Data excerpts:

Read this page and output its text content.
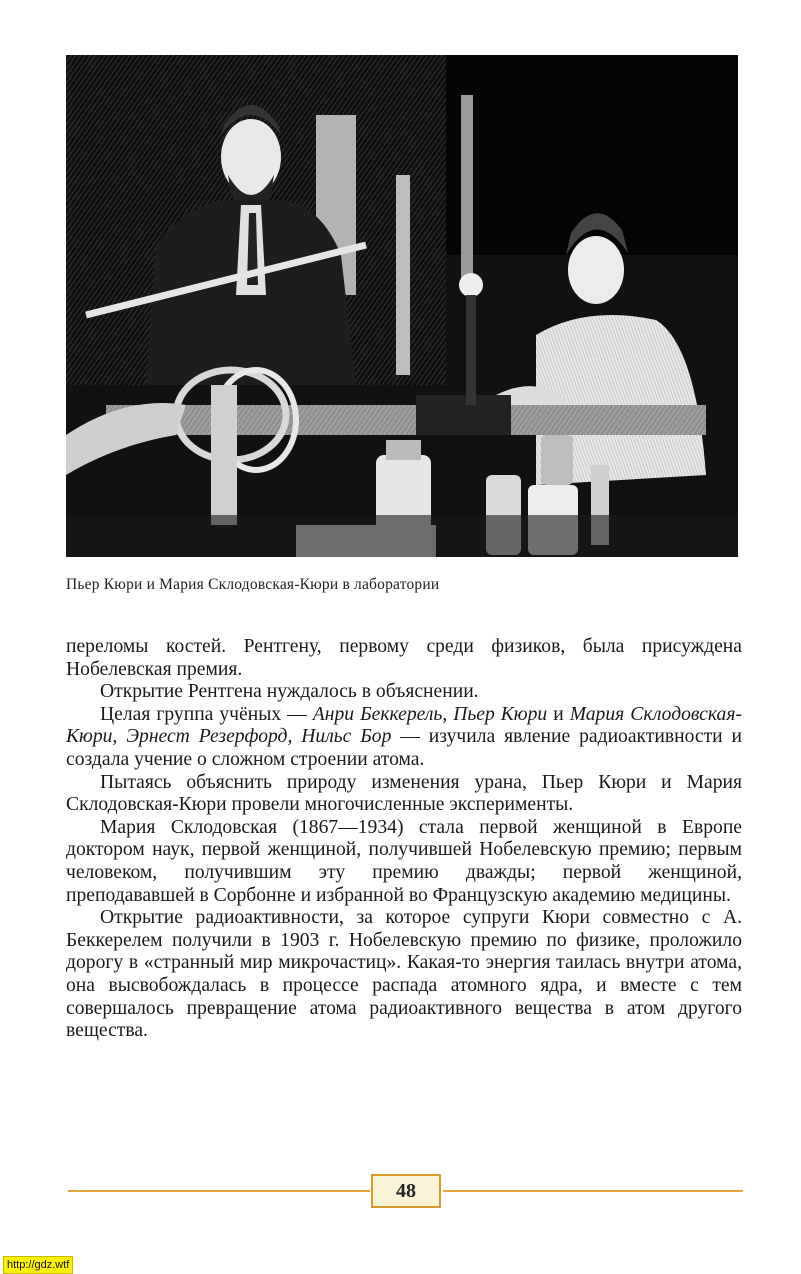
Пьер Кюри и Мария Склодовская-Кюри в лаборатории

переломы костей. Рентгену, первому среди физиков, была присуждена Нобелевская премия.

Открытие Рентгена нуждалось в объяснении.

Целая группа учёных — Анри Беккерель, Пьер Кюри и Мария Склодовская-Кюри, Эрнест Резерфорд, Нильс Бор — изучила явление радиоактивности и создала учение о сложном строении атома.

Пытаясь объяснить природу изменения урана, Пьер Кюри и Мария Склодовская-Кюри провели многочисленные эксперименты.

Мария Склодовская (1867—1934) стала первой женщиной в Европе доктором наук, первой женщиной, получившей Нобелевскую премию; первым человеком, получившим эту премию дважды; первой женщиной, преподававшей в Сорбонне и избранной во Французскую академию медицины.

Открытие радиоактивности, за которое супруги Кюри совместно с А. Беккерелем получили в 1903 г. Нобелевскую премию по физике, проложило дорогу в «странный мир микрочастиц». Какая-то энергия таилась внутри атома, она высвобождалась в процессе распада атомного ядра, и вместе с тем совершалось превращение атома радиоактивного вещества в атом другого вещества.

48
http://gdz.wtf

▸ SET PROBLEM
Write out the whole listing again, exactly, with no pictures.

▸ SOLUTION TO THE EXERCISE
Read this page and output its text content.
Пьер Кюри и Мария Склодовская-Кюри в лаборатории

переломы костей. Рентгену, первому среди физиков, была присуждена Нобелевская премия.

Открытие Рентгена нуждалось в объяснении.

Целая группа учёных — Анри Беккерель, Пьер Кюри и Мария Склодовская-Кюри, Эрнест Резерфорд, Нильс Бор — изучила явление радиоактивности и создала учение о сложном строении атома.

Пытаясь объяснить природу изменения урана, Пьер Кюри и Мария Склодовская-Кюри провели многочисленные эксперименты.

Мария Склодовская (1867—1934) стала первой женщиной в Европе доктором наук, первой женщиной, получившей Нобелевскую премию; первым человеком, получившим эту премию дважды; первой женщиной, преподававшей в Сорбонне и избранной во Французскую академию медицины.

Открытие радиоактивности, за которое супруги Кюри совместно с А. Беккерелем получили в 1903 г. Нобелевскую премию по физике, проложило дорогу в «странный мир микрочастиц». Какая-то энергия таилась внутри атома, она высвобождалась в процессе распада атомного ядра, и вместе с тем совершалось превращение атома радиоактивного вещества в атом другого вещества.

48
http://gdz.wtf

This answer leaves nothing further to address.